Return every line of the records below verbatim, with no pictures in the copy.

§ **Recorded information**
------------------------------

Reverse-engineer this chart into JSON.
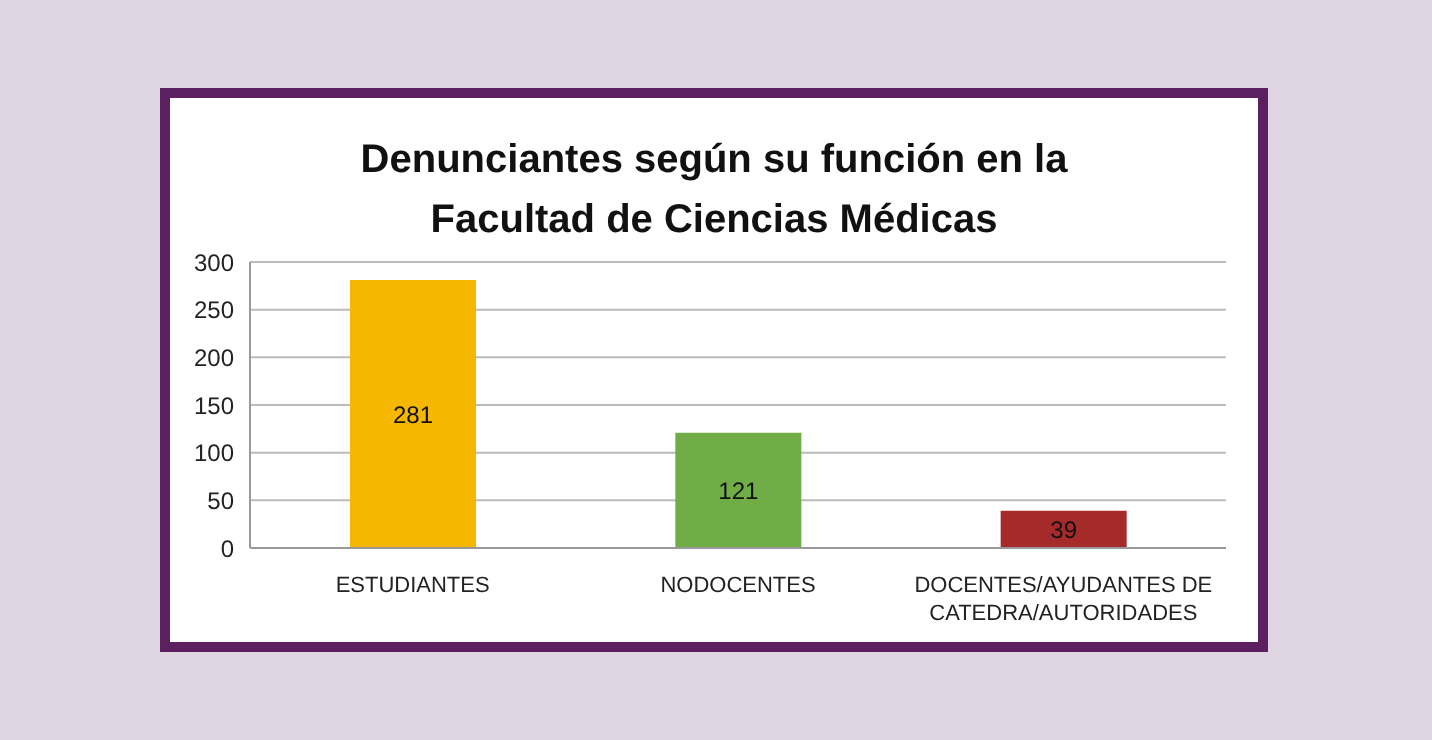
{
  "chart_data": {
    "type": "bar",
    "title": "Denunciantes según su función en la Facultad de Ciencias Médicas",
    "categories": [
      "ESTUDIANTES",
      "NODOCENTES",
      "DOCENTES/AYUDANTES DE CATEDRA/AUTORIDADES"
    ],
    "values": [
      281,
      121,
      39
    ],
    "colors": [
      "#f5b700",
      "#70ad47",
      "#a52a2a"
    ],
    "ylim": [
      0,
      300
    ],
    "yticks": [
      0,
      50,
      100,
      150,
      200,
      250,
      300
    ],
    "grid": "y",
    "data_labels": true,
    "legend": false
  }
}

------------------------------

§ **Response for this exercise**
Reverse-engineer this chart into JSON.
{
  "chart_data": {
    "type": "bar",
    "title": "Denunciantes según su función en la Facultad de Ciencias Médicas",
    "categories": [
      "ESTUDIANTES",
      "NODOCENTES",
      "DOCENTES/AYUDANTES DE CATEDRA/AUTORIDADES"
    ],
    "values": [
      281,
      121,
      39
    ],
    "colors": [
      "#f5b700",
      "#70ad47",
      "#a52a2a"
    ],
    "ylim": [
      0,
      300
    ],
    "yticks": [
      0,
      50,
      100,
      150,
      200,
      250,
      300
    ],
    "grid": "y",
    "data_labels": true,
    "legend": false
  }
}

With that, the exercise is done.